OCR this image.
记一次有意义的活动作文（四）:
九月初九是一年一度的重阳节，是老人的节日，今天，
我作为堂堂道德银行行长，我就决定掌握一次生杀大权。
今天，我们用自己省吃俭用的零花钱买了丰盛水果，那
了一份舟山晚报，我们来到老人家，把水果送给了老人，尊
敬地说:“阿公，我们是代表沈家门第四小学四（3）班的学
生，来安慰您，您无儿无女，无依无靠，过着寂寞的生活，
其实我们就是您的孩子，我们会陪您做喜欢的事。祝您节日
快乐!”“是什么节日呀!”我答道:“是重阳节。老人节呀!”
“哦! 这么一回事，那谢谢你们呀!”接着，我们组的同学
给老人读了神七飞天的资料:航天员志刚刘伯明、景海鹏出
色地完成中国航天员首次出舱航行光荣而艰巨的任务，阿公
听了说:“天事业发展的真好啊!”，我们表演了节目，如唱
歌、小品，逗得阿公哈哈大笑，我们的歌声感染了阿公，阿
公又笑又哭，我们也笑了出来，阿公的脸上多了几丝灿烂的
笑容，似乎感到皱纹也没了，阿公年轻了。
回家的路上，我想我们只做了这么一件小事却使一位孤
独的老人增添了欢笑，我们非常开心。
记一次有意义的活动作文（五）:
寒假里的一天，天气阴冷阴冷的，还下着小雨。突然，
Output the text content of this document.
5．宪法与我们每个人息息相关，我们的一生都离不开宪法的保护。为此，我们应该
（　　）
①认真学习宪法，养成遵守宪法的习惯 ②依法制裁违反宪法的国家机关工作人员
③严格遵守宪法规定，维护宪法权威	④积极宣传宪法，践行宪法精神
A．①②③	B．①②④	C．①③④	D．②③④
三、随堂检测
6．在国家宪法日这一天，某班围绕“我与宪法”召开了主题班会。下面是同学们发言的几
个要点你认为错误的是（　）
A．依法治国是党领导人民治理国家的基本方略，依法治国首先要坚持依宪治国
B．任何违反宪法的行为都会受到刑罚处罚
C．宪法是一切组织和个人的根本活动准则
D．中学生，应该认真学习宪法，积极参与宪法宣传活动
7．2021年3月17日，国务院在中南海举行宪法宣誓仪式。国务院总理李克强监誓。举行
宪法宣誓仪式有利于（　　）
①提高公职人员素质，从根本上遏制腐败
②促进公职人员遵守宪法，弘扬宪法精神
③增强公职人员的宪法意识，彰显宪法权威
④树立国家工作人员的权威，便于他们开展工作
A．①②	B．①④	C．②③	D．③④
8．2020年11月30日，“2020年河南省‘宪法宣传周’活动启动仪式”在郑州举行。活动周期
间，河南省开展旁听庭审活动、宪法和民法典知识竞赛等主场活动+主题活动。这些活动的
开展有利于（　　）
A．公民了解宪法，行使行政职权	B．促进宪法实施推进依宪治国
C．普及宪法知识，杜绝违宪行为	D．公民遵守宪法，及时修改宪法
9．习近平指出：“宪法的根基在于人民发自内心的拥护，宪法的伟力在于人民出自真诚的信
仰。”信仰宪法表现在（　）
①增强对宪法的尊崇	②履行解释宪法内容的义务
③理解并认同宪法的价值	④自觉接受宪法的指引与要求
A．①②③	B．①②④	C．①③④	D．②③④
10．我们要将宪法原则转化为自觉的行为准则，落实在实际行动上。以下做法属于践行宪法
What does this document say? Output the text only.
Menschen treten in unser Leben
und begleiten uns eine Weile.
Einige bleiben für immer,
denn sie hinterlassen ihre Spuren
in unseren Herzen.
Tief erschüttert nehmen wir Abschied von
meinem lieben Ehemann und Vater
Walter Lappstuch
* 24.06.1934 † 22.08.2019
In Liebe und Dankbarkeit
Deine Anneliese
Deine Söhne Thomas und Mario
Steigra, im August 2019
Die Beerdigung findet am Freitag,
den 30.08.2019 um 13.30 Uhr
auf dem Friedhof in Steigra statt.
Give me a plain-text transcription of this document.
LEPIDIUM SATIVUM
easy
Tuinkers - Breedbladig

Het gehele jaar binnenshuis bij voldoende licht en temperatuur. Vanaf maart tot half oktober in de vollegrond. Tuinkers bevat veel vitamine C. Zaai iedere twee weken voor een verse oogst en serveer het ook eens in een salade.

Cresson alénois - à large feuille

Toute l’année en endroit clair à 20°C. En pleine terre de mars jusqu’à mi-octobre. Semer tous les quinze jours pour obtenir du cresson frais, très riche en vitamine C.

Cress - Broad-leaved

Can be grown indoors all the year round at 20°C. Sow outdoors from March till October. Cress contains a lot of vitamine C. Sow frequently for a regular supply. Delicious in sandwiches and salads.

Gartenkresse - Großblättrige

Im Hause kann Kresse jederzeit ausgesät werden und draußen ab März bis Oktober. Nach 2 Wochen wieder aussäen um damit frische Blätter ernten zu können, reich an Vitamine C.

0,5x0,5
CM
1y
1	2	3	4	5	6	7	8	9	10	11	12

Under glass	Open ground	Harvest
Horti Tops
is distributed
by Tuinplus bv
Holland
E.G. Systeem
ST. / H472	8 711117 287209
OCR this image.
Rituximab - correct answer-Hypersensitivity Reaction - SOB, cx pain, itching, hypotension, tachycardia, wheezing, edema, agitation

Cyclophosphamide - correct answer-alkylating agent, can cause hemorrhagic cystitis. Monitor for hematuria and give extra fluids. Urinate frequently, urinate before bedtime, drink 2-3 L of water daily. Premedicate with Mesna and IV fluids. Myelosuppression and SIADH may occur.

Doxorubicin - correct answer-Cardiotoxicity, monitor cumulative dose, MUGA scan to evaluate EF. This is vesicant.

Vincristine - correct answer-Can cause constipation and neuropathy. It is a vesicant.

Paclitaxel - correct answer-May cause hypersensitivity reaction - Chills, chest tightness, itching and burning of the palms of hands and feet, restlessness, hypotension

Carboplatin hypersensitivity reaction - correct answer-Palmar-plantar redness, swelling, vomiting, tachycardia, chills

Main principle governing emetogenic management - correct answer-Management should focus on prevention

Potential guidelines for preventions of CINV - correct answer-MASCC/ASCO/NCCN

# What to work on
Reproduce all data above, unchanged.

# Answer to this task
OCR this image.
记一次有意义的活动作文（四）:
九月初九是一年一度的重阳节，是老人的节日，今天，
我作为堂堂道德银行行长，我就决定掌握一次生杀大权。
今天，我们用自己省吃俭用的零花钱买了丰盛水果，那
了一份舟山晚报，我们来到老人家，把水果送给了老人，尊
敬地说:“阿公，我们是代表沈家门第四小学四（3）班的学
生，来安慰您，您无儿无女，无依无靠，过着寂寞的生活，
其实我们就是您的孩子，我们会陪您做喜欢的事。祝您节日
快乐!”“是什么节日呀!”我答道:“是重阳节。老人节呀!”
“哦! 这么一回事，那谢谢你们呀!”接着，我们组的同学
给老人读了神七飞天的资料:航天员志刚刘伯明、景海鹏出
色地完成中国航天员首次出舱航行光荣而艰巨的任务，阿公
听了说:“天事业发展的真好啊!”，我们表演了节目，如唱
歌、小品，逗得阿公哈哈大笑，我们的歌声感染了阿公，阿
公又笑又哭，我们也笑了出来，阿公的脸上多了几丝灿烂的
笑容，似乎感到皱纹也没了，阿公年轻了。
回家的路上，我想我们只做了这么一件小事却使一位孤
独的老人增添了欢笑，我们非常开心。
记一次有意义的活动作文（五）:
寒假里的一天，天气阴冷阴冷的，还下着小雨。突然，
Output the text content of this document.
5．宪法与我们每个人息息相关，我们的一生都离不开宪法的保护。为此，我们应该
（　　）
①认真学习宪法，养成遵守宪法的习惯 ②依法制裁违反宪法的国家机关工作人员
③严格遵守宪法规定，维护宪法权威	④积极宣传宪法，践行宪法精神
A．①②③	B．①②④	C．①③④	D．②③④
三、随堂检测
6．在国家宪法日这一天，某班围绕“我与宪法”召开了主题班会。下面是同学们发言的几
个要点你认为错误的是（　）
A．依法治国是党领导人民治理国家的基本方略，依法治国首先要坚持依宪治国
B．任何违反宪法的行为都会受到刑罚处罚
C．宪法是一切组织和个人的根本活动准则
D．中学生，应该认真学习宪法，积极参与宪法宣传活动
7．2021年3月17日，国务院在中南海举行宪法宣誓仪式。国务院总理李克强监誓。举行
宪法宣誓仪式有利于（　　）
①提高公职人员素质，从根本上遏制腐败
②促进公职人员遵守宪法，弘扬宪法精神
③增强公职人员的宪法意识，彰显宪法权威
④树立国家工作人员的权威，便于他们开展工作
A．①②	B．①④	C．②③	D．③④
8．2020年11月30日，“2020年河南省‘宪法宣传周’活动启动仪式”在郑州举行。活动周期
间，河南省开展旁听庭审活动、宪法和民法典知识竞赛等主场活动+主题活动。这些活动的
开展有利于（　　）
A．公民了解宪法，行使行政职权	B．促进宪法实施推进依宪治国
C．普及宪法知识，杜绝违宪行为	D．公民遵守宪法，及时修改宪法
9．习近平指出：“宪法的根基在于人民发自内心的拥护，宪法的伟力在于人民出自真诚的信
仰。”信仰宪法表现在（　）
①增强对宪法的尊崇	②履行解释宪法内容的义务
③理解并认同宪法的价值	④自觉接受宪法的指引与要求
A．①②③	B．①②④	C．①③④	D．②③④
10．我们要将宪法原则转化为自觉的行为准则，落实在实际行动上。以下做法属于践行宪法
What does this document say? Output the text only.
Menschen treten in unser Leben
und begleiten uns eine Weile.
Einige bleiben für immer,
denn sie hinterlassen ihre Spuren
in unseren Herzen.
Tief erschüttert nehmen wir Abschied von
meinem lieben Ehemann und Vater
Walter Lappstuch
* 24.06.1934 † 22.08.2019
In Liebe und Dankbarkeit
Deine Anneliese
Deine Söhne Thomas und Mario
Steigra, im August 2019
Die Beerdigung findet am Freitag,
den 30.08.2019 um 13.30 Uhr
auf dem Friedhof in Steigra statt.
Give me a plain-text transcription of this document.
LEPIDIUM SATIVUM
easy
Tuinkers - Breedbladig

Het gehele jaar binnenshuis bij voldoende licht en temperatuur. Vanaf maart tot half oktober in de vollegrond. Tuinkers bevat veel vitamine C. Zaai iedere twee weken voor een verse oogst en serveer het ook eens in een salade.

Cresson alénois - à large feuille

Toute l’année en endroit clair à 20°C. En pleine terre de mars jusqu’à mi-octobre. Semer tous les quinze jours pour obtenir du cresson frais, très riche en vitamine C.

Cress - Broad-leaved

Can be grown indoors all the year round at 20°C. Sow outdoors from March till October. Cress contains a lot of vitamine C. Sow frequently for a regular supply. Delicious in sandwiches and salads.

Gartenkresse - Großblättrige

Im Hause kann Kresse jederzeit ausgesät werden und draußen ab März bis Oktober. Nach 2 Wochen wieder aussäen um damit frische Blätter ernten zu können, reich an Vitamine C.

0,5x0,5
CM
1y
1	2	3	4	5	6	7	8	9	10	11	12

Under glass	Open ground	Harvest
Horti Tops
is distributed
by Tuinplus bv
Holland
E.G. Systeem
ST. / H472	8 711117 287209
OCR this image.
Rituximab - correct answer-Hypersensitivity Reaction - SOB, cx pain, itching, hypotension, tachycardia, wheezing, edema, agitation

Cyclophosphamide - correct answer-alkylating agent, can cause hemorrhagic cystitis. Monitor for hematuria and give extra fluids. Urinate frequently, urinate before bedtime, drink 2-3 L of water daily. Premedicate with Mesna and IV fluids. Myelosuppression and SIADH may occur.

Doxorubicin - correct answer-Cardiotoxicity, monitor cumulative dose, MUGA scan to evaluate EF. This is vesicant.

Vincristine - correct answer-Can cause constipation and neuropathy. It is a vesicant.

Paclitaxel - correct answer-May cause hypersensitivity reaction - Chills, chest tightness, itching and burning of the palms of hands and feet, restlessness, hypotension

Carboplatin hypersensitivity reaction - correct answer-Palmar-plantar redness, swelling, vomiting, tachycardia, chills

Main principle governing emetogenic management - correct answer-Management should focus on prevention

Potential guidelines for preventions of CINV - correct answer-MASCC/ASCO/NCCN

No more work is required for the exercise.